* Objetivo del ejercicio
Según el texto sobre el #MeToo en Dinamarca, ¿entre qué años se acusa a Frank Jensen de haber acosado a dos mujeres?

* Texto fuente
***

Las víctimas políticas del #MeToo en Dinamarca

El alcalde de Copenhague y el líder de los social liberales han dimitido en medio de acusaciones de acoso sexual, mientras el ministro de Exteriores está en el punto de mira por haber mantenido relaciones sexuales con una menor

Frank Jensen se vio obligado a dimitir el lunes como alcalde de Copenhague por la cadena de denuncias de acoso sexual
Frank Jensen se vio obligado a dimitir el lunes como alcalde de Copenhague por la cadena de denuncias de acoso sexualPhilip DavaliEFE

El lunes la agenda informativa de Dinamarca debía haber estado marcada por el acuerdo suscrito entre los socialdemócratas de la primera ministra, Mette Frederiksen, y los demás partidos sobre las jubilaciones anticipadas, una de las promesas estrella con las que la izquierda ganó las elecciones de junio de 2019. Sin embargo, el éxito gubernamental se vio eclipsado por la dimisión del alcalde de Copenhague, el también socialdemócrata Frank Jensen, acusado de acosar a dos mujeres entre 2012 y 2017.

***

[Datos de análisis del diseño de página]
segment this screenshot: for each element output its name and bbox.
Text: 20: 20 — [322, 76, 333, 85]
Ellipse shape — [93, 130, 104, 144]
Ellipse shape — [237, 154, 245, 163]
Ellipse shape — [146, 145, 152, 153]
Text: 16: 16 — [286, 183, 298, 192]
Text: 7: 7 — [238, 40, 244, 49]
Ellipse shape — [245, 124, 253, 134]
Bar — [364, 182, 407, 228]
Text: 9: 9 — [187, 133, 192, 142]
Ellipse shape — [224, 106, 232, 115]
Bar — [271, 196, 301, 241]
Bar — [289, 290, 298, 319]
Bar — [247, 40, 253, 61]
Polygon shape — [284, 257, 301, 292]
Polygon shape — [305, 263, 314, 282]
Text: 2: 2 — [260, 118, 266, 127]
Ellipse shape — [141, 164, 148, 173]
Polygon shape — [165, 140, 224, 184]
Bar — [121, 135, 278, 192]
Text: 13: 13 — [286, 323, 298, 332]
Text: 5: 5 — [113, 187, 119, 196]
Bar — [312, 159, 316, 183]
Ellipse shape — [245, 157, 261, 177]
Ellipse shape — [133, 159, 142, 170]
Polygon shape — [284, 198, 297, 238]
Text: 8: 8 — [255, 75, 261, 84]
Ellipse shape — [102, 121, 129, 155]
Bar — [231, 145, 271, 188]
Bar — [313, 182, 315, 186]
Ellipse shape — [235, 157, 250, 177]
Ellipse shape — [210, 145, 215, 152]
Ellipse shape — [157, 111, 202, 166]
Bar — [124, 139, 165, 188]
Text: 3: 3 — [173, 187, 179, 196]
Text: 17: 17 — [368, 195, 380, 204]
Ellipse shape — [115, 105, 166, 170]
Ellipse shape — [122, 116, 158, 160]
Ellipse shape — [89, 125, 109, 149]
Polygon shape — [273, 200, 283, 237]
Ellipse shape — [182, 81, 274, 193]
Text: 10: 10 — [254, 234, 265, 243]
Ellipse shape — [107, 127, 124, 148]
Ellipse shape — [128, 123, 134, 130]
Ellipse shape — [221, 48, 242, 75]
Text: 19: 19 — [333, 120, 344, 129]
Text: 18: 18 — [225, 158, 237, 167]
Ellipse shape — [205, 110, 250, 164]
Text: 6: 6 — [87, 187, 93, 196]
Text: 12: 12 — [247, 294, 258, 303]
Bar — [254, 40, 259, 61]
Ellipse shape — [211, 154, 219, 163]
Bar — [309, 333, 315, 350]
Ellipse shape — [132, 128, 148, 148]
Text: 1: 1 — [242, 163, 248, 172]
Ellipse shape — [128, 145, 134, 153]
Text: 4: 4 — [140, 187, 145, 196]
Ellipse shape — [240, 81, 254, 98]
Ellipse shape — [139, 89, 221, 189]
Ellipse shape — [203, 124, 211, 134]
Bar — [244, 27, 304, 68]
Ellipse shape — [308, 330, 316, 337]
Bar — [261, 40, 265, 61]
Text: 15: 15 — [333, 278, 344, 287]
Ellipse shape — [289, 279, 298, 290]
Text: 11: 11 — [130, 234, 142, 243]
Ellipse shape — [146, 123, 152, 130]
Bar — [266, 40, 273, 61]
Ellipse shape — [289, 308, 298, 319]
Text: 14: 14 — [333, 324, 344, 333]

***

* Respuesta escrita
Entre 2012 y 2017.